# INFORMATION SHOWN
···

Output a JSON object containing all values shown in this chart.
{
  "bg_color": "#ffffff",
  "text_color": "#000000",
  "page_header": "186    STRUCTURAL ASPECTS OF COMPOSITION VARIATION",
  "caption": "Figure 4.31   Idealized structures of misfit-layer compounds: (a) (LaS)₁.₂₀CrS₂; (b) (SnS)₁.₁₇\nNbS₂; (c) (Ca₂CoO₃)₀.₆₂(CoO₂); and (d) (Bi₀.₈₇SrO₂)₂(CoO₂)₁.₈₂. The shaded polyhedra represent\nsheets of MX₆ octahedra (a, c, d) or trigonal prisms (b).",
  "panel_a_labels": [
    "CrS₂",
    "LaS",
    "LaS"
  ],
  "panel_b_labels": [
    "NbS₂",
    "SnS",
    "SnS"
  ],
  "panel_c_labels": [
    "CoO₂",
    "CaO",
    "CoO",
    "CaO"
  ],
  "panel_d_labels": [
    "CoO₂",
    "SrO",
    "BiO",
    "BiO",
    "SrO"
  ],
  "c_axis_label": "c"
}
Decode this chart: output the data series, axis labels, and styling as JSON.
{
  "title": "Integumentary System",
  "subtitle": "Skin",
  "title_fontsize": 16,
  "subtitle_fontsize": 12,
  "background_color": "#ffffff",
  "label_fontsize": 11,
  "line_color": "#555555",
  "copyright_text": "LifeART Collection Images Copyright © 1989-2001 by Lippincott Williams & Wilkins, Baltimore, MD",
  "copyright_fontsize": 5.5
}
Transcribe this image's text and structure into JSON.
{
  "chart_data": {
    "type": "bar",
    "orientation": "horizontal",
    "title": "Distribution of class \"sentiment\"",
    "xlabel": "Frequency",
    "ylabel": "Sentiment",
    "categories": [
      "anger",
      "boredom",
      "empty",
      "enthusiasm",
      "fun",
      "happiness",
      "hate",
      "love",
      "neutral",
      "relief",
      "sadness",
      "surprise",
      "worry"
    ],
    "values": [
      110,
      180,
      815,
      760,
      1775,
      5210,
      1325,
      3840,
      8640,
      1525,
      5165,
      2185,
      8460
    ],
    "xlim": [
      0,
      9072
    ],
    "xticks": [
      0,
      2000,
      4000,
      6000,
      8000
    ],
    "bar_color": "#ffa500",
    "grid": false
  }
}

···

# PROBLEM STATEMENT
Determine the number of lines in the listing that contain the string "ffffff". Write that number and nothing else.

# WRITTEN SOLUTION
2